Below are records to transcribe exactly, without their pictures.

** START OF STORED ROWS **

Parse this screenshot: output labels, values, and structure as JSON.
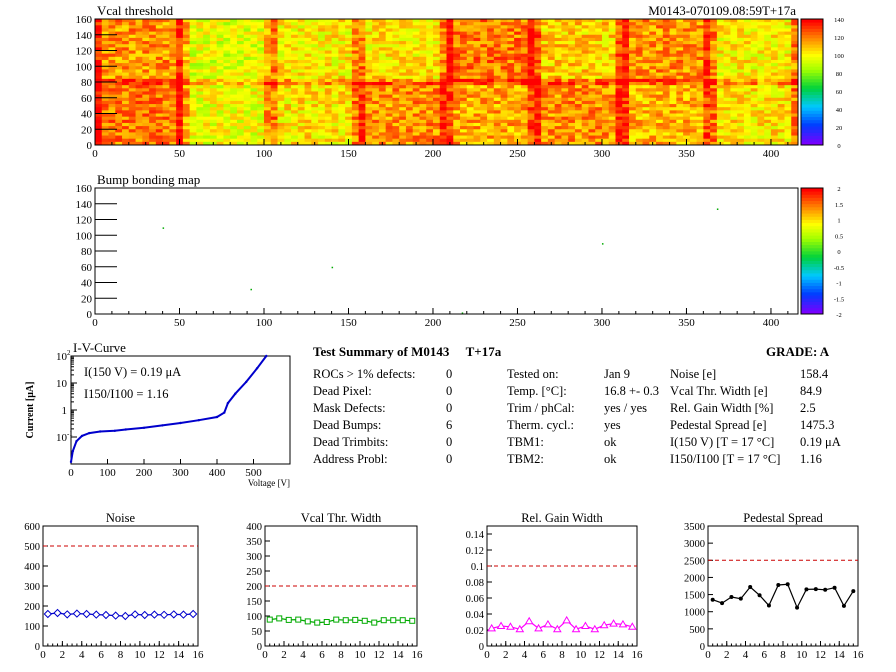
{
  "summary": {
    "title": "Test Summary of M0143",
    "condition": "T+17a",
    "grade_label": "GRADE:  A",
    "defects": [
      {
        "label": "ROCs > 1% defects:",
        "value": "0"
      },
      {
        "label": "Dead Pixel:",
        "value": "0"
      },
      {
        "label": "Mask Defects:",
        "value": "0"
      },
      {
        "label": "Dead Bumps:",
        "value": "6"
      },
      {
        "label": "Dead Trimbits:",
        "value": "0"
      },
      {
        "label": "Address Probl:",
        "value": "0"
      }
    ],
    "conditions": [
      {
        "label": "Tested on:",
        "value": "Jan 9"
      },
      {
        "label": "Temp. [°C]:",
        "value": "16.8 +- 0.3"
      },
      {
        "label": "Trim / phCal:",
        "value": "yes / yes"
      },
      {
        "label": "Therm. cycl.:",
        "value": "yes"
      },
      {
        "label": "TBM1:",
        "value": "ok"
      },
      {
        "label": "TBM2:",
        "value": "ok"
      }
    ],
    "results": [
      {
        "label": "Noise [e]",
        "value": "158.4"
      },
      {
        "label": "Vcal Thr. Width [e]",
        "value": "84.9"
      },
      {
        "label": "Rel. Gain Width [%]",
        "value": "2.5"
      },
      {
        "label": "Pedestal Spread [e]",
        "value": "1475.3"
      },
      {
        "label": "I(150 V) [T = 17 °C]",
        "value": "0.19 μA"
      },
      {
        "label": "I150/I100  [T = 17 °C]",
        "value": "1.16"
      }
    ]
  },
  "chart_data": [
    {
      "type": "heatmap",
      "title": "Vcal threshold",
      "module_label": "M0143-070109.08:59T+17a",
      "xlim": [
        0,
        416
      ],
      "ylim": [
        0,
        160
      ],
      "xticks": [
        0,
        50,
        100,
        150,
        200,
        250,
        300,
        350,
        400
      ],
      "yticks": [
        0,
        20,
        40,
        60,
        80,
        100,
        120,
        140,
        160
      ],
      "zlim": [
        0,
        140
      ],
      "zticks": [
        0,
        20,
        40,
        60,
        80,
        100,
        120,
        140
      ],
      "roc_means_top": [
        118,
        96,
        102,
        104,
        122,
        108,
        118,
        102
      ],
      "roc_means_bottom": [
        122,
        98,
        104,
        118,
        114,
        118,
        112,
        104
      ],
      "colors": {
        "low": "#7a00ff",
        "mid": "#ffff00",
        "high": "#ff0000"
      }
    },
    {
      "type": "heatmap",
      "title": "Bump bonding map",
      "xlim": [
        0,
        416
      ],
      "ylim": [
        0,
        160
      ],
      "xticks": [
        0,
        50,
        100,
        150,
        200,
        250,
        300,
        350,
        400
      ],
      "yticks": [
        0,
        20,
        40,
        60,
        80,
        100,
        120,
        140,
        160
      ],
      "zlim": [
        -2,
        2
      ],
      "zticks": [
        "2",
        "1.5",
        "1",
        "0.5",
        "0",
        "-0.5",
        "-1",
        "-1.5",
        "-2"
      ],
      "dead_bumps": [
        [
          92,
          32
        ],
        [
          217,
          2
        ],
        [
          368,
          134
        ],
        [
          140,
          60
        ],
        [
          300,
          90
        ],
        [
          40,
          110
        ]
      ]
    },
    {
      "type": "line",
      "title": "I-V-Curve",
      "xlabel": "Voltage [V]",
      "ylabel": "Current [μA]",
      "xlim": [
        0,
        600
      ],
      "ylim": [
        0.01,
        100
      ],
      "log_y": true,
      "xticks": [
        0,
        100,
        200,
        300,
        400,
        500
      ],
      "annotation_1": "I(150 V) = 0.19 μA",
      "annotation_2": "I150/I100 =  1.16",
      "points": [
        [
          0,
          0.012
        ],
        [
          5,
          0.03
        ],
        [
          15,
          0.07
        ],
        [
          30,
          0.11
        ],
        [
          50,
          0.14
        ],
        [
          80,
          0.16
        ],
        [
          120,
          0.17
        ],
        [
          150,
          0.19
        ],
        [
          200,
          0.22
        ],
        [
          250,
          0.27
        ],
        [
          300,
          0.33
        ],
        [
          350,
          0.42
        ],
        [
          400,
          0.55
        ],
        [
          420,
          0.8
        ],
        [
          430,
          1.8
        ],
        [
          450,
          4
        ],
        [
          480,
          11
        ],
        [
          510,
          35
        ],
        [
          535,
          100
        ]
      ]
    },
    {
      "type": "line",
      "title": "Noise",
      "x": [
        0,
        1,
        2,
        3,
        4,
        5,
        6,
        7,
        8,
        9,
        10,
        11,
        12,
        13,
        14,
        15
      ],
      "values": [
        160,
        165,
        158,
        162,
        160,
        157,
        155,
        152,
        150,
        158,
        155,
        157,
        156,
        158,
        157,
        160
      ],
      "xlim": [
        0,
        16
      ],
      "ylim": [
        0,
        600
      ],
      "yticks": [
        0,
        100,
        200,
        300,
        400,
        500,
        600
      ],
      "threshold": 500,
      "color": "#0000cc",
      "marker": "diamond"
    },
    {
      "type": "line",
      "title": "Vcal Thr. Width",
      "x": [
        0,
        1,
        2,
        3,
        4,
        5,
        6,
        7,
        8,
        9,
        10,
        11,
        12,
        13,
        14,
        15
      ],
      "values": [
        88,
        92,
        87,
        88,
        82,
        78,
        80,
        88,
        86,
        87,
        84,
        78,
        86,
        86,
        86,
        84
      ],
      "xlim": [
        0,
        16
      ],
      "ylim": [
        0,
        400
      ],
      "yticks": [
        0,
        50,
        100,
        150,
        200,
        250,
        300,
        350,
        400
      ],
      "threshold": 200,
      "color": "#00aa00",
      "marker": "square"
    },
    {
      "type": "line",
      "title": "Rel. Gain Width",
      "x": [
        0,
        1,
        2,
        3,
        4,
        5,
        6,
        7,
        8,
        9,
        10,
        11,
        12,
        13,
        14,
        15
      ],
      "values": [
        0.022,
        0.025,
        0.024,
        0.021,
        0.031,
        0.022,
        0.027,
        0.021,
        0.032,
        0.021,
        0.025,
        0.021,
        0.026,
        0.028,
        0.027,
        0.024
      ],
      "xlim": [
        0,
        16
      ],
      "ylim": [
        0,
        0.15
      ],
      "yticks": [
        0,
        0.02,
        0.04,
        0.06,
        0.08,
        0.1,
        0.12,
        0.14
      ],
      "threshold": 0.1,
      "color": "#ff00ff",
      "marker": "triangle"
    },
    {
      "type": "line",
      "title": "Pedestal Spread",
      "x": [
        0,
        1,
        2,
        3,
        4,
        5,
        6,
        7,
        8,
        9,
        10,
        11,
        12,
        13,
        14,
        15
      ],
      "values": [
        1350,
        1250,
        1430,
        1380,
        1720,
        1480,
        1180,
        1780,
        1800,
        1120,
        1650,
        1660,
        1640,
        1700,
        1170,
        1600
      ],
      "xlim": [
        0,
        16
      ],
      "ylim": [
        0,
        3500
      ],
      "yticks": [
        0,
        500,
        1000,
        1500,
        2000,
        2500,
        3000,
        3500
      ],
      "threshold": 2500,
      "color": "#000000",
      "marker": "dot"
    }
  ]
}
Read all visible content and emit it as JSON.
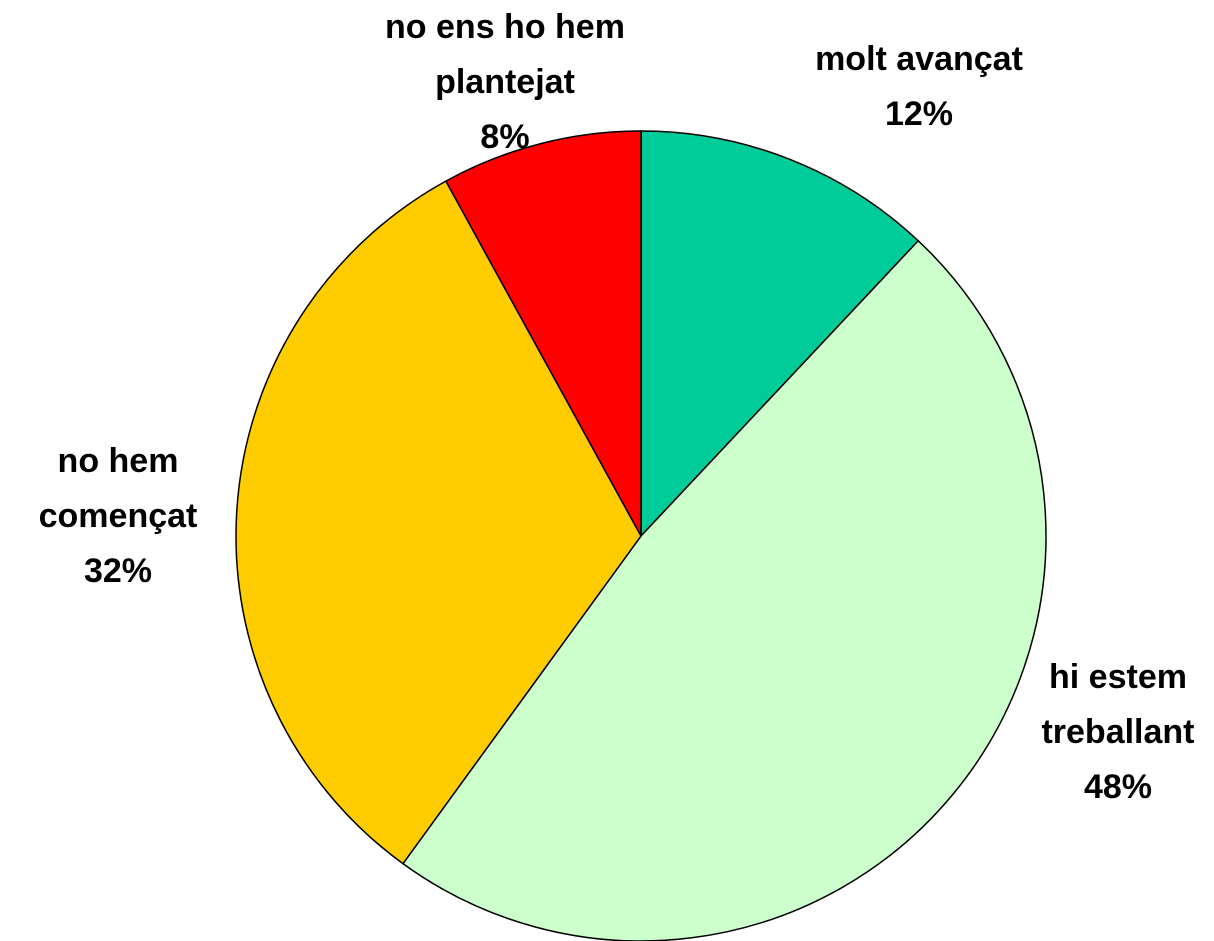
{
  "chart_data": {
    "type": "pie",
    "categories": [
      "molt avançat",
      "hi estem treballant",
      "no hem començat",
      "no ens ho hem plantejat"
    ],
    "values": [
      12,
      48,
      32,
      8
    ],
    "value_labels": [
      "12%",
      "48%",
      "32%",
      "8%"
    ],
    "colors": [
      "#00cc99",
      "#ccffcc",
      "#ffcc00",
      "#ff0000"
    ]
  }
}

** END OF STORED ROWS **

**RESPONSE BELOW:**
Parse this screenshot: output labels, values, and structure as JSON.
{
  "summary": {
    "title": "Test Summary of M0143",
    "condition": "T+17a",
    "grade_label": "GRADE:  A",
    "defects": [
      {
        "label": "ROCs > 1% defects:",
        "value": "0"
      },
      {
        "label": "Dead Pixel:",
        "value": "0"
      },
      {
        "label": "Mask Defects:",
        "value": "0"
      },
      {
        "label": "Dead Bumps:",
        "value": "6"
      },
      {
        "label": "Dead Trimbits:",
        "value": "0"
      },
      {
        "label": "Address Probl:",
        "value": "0"
      }
    ],
    "conditions": [
      {
        "label": "Tested on:",
        "value": "Jan 9"
      },
      {
        "label": "Temp. [°C]:",
        "value": "16.8 +- 0.3"
      },
      {
        "label": "Trim / phCal:",
        "value": "yes / yes"
      },
      {
        "label": "Therm. cycl.:",
        "value": "yes"
      },
      {
        "label": "TBM1:",
        "value": "ok"
      },
      {
        "label": "TBM2:",
        "value": "ok"
      }
    ],
    "results": [
      {
        "label": "Noise [e]",
        "value": "158.4"
      },
      {
        "label": "Vcal Thr. Width [e]",
        "value": "84.9"
      },
      {
        "label": "Rel. Gain Width [%]",
        "value": "2.5"
      },
      {
        "label": "Pedestal Spread [e]",
        "value": "1475.3"
      },
      {
        "label": "I(150 V) [T = 17 °C]",
        "value": "0.19 μA"
      },
      {
        "label": "I150/I100  [T = 17 °C]",
        "value": "1.16"
      }
    ]
  },
  "chart_data": [
    {
      "type": "heatmap",
      "title": "Vcal threshold",
      "module_label": "M0143-070109.08:59T+17a",
      "xlim": [
        0,
        416
      ],
      "ylim": [
        0,
        160
      ],
      "xticks": [
        0,
        50,
        100,
        150,
        200,
        250,
        300,
        350,
        400
      ],
      "yticks": [
        0,
        20,
        40,
        60,
        80,
        100,
        120,
        140,
        160
      ],
      "zlim": [
        0,
        140
      ],
      "zticks": [
        0,
        20,
        40,
        60,
        80,
        100,
        120,
        140
      ],
      "roc_means_top": [
        118,
        96,
        102,
        104,
        122,
        108,
        118,
        102
      ],
      "roc_means_bottom": [
        122,
        98,
        104,
        118,
        114,
        118,
        112,
        104
      ],
      "colors": {
        "low": "#7a00ff",
        "mid": "#ffff00",
        "high": "#ff0000"
      }
    },
    {
      "type": "heatmap",
      "title": "Bump bonding map",
      "xlim": [
        0,
        416
      ],
      "ylim": [
        0,
        160
      ],
      "xticks": [
        0,
        50,
        100,
        150,
        200,
        250,
        300,
        350,
        400
      ],
      "yticks": [
        0,
        20,
        40,
        60,
        80,
        100,
        120,
        140,
        160
      ],
      "zlim": [
        -2,
        2
      ],
      "zticks": [
        "2",
        "1.5",
        "1",
        "0.5",
        "0",
        "-0.5",
        "-1",
        "-1.5",
        "-2"
      ],
      "dead_bumps": [
        [
          92,
          32
        ],
        [
          217,
          2
        ],
        [
          368,
          134
        ],
        [
          140,
          60
        ],
        [
          300,
          90
        ],
        [
          40,
          110
        ]
      ]
    },
    {
      "type": "line",
      "title": "I-V-Curve",
      "xlabel": "Voltage [V]",
      "ylabel": "Current [μA]",
      "xlim": [
        0,
        600
      ],
      "ylim": [
        0.01,
        100
      ],
      "log_y": true,
      "xticks": [
        0,
        100,
        200,
        300,
        400,
        500
      ],
      "annotation_1": "I(150 V) = 0.19 μA",
      "annotation_2": "I150/I100 =  1.16",
      "points": [
        [
          0,
          0.012
        ],
        [
          5,
          0.03
        ],
        [
          15,
          0.07
        ],
        [
          30,
          0.11
        ],
        [
          50,
          0.14
        ],
        [
          80,
          0.16
        ],
        [
          120,
          0.17
        ],
        [
          150,
          0.19
        ],
        [
          200,
          0.22
        ],
        [
          250,
          0.27
        ],
        [
          300,
          0.33
        ],
        [
          350,
          0.42
        ],
        [
          400,
          0.55
        ],
        [
          420,
          0.8
        ],
        [
          430,
          1.8
        ],
        [
          450,
          4
        ],
        [
          480,
          11
        ],
        [
          510,
          35
        ],
        [
          535,
          100
        ]
      ]
    },
    {
      "type": "line",
      "title": "Noise",
      "x": [
        0,
        1,
        2,
        3,
        4,
        5,
        6,
        7,
        8,
        9,
        10,
        11,
        12,
        13,
        14,
        15
      ],
      "values": [
        160,
        165,
        158,
        162,
        160,
        157,
        155,
        152,
        150,
        158,
        155,
        157,
        156,
        158,
        157,
        160
      ],
      "xlim": [
        0,
        16
      ],
      "ylim": [
        0,
        600
      ],
      "yticks": [
        0,
        100,
        200,
        300,
        400,
        500,
        600
      ],
      "threshold": 500,
      "color": "#0000cc",
      "marker": "diamond"
    },
    {
      "type": "line",
      "title": "Vcal Thr. Width",
      "x": [
        0,
        1,
        2,
        3,
        4,
        5,
        6,
        7,
        8,
        9,
        10,
        11,
        12,
        13,
        14,
        15
      ],
      "values": [
        88,
        92,
        87,
        88,
        82,
        78,
        80,
        88,
        86,
        87,
        84,
        78,
        86,
        86,
        86,
        84
      ],
      "xlim": [
        0,
        16
      ],
      "ylim": [
        0,
        400
      ],
      "yticks": [
        0,
        50,
        100,
        150,
        200,
        250,
        300,
        350,
        400
      ],
      "threshold": 200,
      "color": "#00aa00",
      "marker": "square"
    },
    {
      "type": "line",
      "title": "Rel. Gain Width",
      "x": [
        0,
        1,
        2,
        3,
        4,
        5,
        6,
        7,
        8,
        9,
        10,
        11,
        12,
        13,
        14,
        15
      ],
      "values": [
        0.022,
        0.025,
        0.024,
        0.021,
        0.031,
        0.022,
        0.027,
        0.021,
        0.032,
        0.021,
        0.025,
        0.021,
        0.026,
        0.028,
        0.027,
        0.024
      ],
      "xlim": [
        0,
        16
      ],
      "ylim": [
        0,
        0.15
      ],
      "yticks": [
        0,
        0.02,
        0.04,
        0.06,
        0.08,
        0.1,
        0.12,
        0.14
      ],
      "threshold": 0.1,
      "color": "#ff00ff",
      "marker": "triangle"
    },
    {
      "type": "line",
      "title": "Pedestal Spread",
      "x": [
        0,
        1,
        2,
        3,
        4,
        5,
        6,
        7,
        8,
        9,
        10,
        11,
        12,
        13,
        14,
        15
      ],
      "values": [
        1350,
        1250,
        1430,
        1380,
        1720,
        1480,
        1180,
        1780,
        1800,
        1120,
        1650,
        1660,
        1640,
        1700,
        1170,
        1600
      ],
      "xlim": [
        0,
        16
      ],
      "ylim": [
        0,
        3500
      ],
      "yticks": [
        0,
        500,
        1000,
        1500,
        2000,
        2500,
        3000,
        3500
      ],
      "threshold": 2500,
      "color": "#000000",
      "marker": "dot"
    }
  ]
}
Read all visible content and emit it as JSON.
{
  "chart_data": {
    "type": "pie",
    "categories": [
      "molt avançat",
      "hi estem treballant",
      "no hem començat",
      "no ens ho hem plantejat"
    ],
    "values": [
      12,
      48,
      32,
      8
    ],
    "value_labels": [
      "12%",
      "48%",
      "32%",
      "8%"
    ],
    "colors": [
      "#00cc99",
      "#ccffcc",
      "#ffcc00",
      "#ff0000"
    ]
  }
}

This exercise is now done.